## START

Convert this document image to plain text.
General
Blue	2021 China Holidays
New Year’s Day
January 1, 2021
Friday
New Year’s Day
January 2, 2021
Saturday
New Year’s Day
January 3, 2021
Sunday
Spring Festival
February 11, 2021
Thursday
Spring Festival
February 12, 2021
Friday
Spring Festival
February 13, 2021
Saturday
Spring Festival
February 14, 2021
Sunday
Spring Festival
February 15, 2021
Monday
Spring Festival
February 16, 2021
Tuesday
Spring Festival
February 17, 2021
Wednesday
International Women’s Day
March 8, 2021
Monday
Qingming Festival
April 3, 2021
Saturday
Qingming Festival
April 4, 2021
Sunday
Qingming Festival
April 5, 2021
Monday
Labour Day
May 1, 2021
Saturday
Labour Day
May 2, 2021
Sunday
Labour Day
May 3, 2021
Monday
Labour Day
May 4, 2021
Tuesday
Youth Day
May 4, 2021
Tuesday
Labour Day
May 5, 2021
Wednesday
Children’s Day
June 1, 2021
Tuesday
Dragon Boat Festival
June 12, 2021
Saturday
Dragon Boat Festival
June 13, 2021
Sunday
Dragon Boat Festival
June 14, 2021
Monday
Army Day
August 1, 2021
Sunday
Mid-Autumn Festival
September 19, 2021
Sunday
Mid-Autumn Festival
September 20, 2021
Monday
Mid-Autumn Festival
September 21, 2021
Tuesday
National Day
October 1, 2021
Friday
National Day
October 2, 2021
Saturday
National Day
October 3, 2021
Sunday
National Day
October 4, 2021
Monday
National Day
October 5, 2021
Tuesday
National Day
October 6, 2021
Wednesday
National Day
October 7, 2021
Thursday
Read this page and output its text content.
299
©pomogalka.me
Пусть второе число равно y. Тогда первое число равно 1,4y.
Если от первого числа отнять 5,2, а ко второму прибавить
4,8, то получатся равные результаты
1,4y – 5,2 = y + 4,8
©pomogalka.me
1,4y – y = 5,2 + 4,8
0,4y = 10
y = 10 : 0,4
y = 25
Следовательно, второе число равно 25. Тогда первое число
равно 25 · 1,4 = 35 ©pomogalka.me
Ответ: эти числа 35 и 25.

## END

Problem to solve: Lines from the one containing "Read this page and output its text content." through the final line are to be given again verbatim, with nothing before or after.

Problem solution:
Read this page and output its text content.
299
©pomogalka.me
Пусть второе число равно y. Тогда первое число равно 1,4y.
Если от первого числа отнять 5,2, а ко второму прибавить
4,8, то получатся равные результаты
1,4y – 5,2 = y + 4,8
©pomogalka.me
1,4y – y = 5,2 + 4,8
0,4y = 10
y = 10 : 0,4
y = 25
Следовательно, второе число равно 25. Тогда первое число
равно 25 · 1,4 = 35 ©pomogalka.me
Ответ: эти числа 35 и 25.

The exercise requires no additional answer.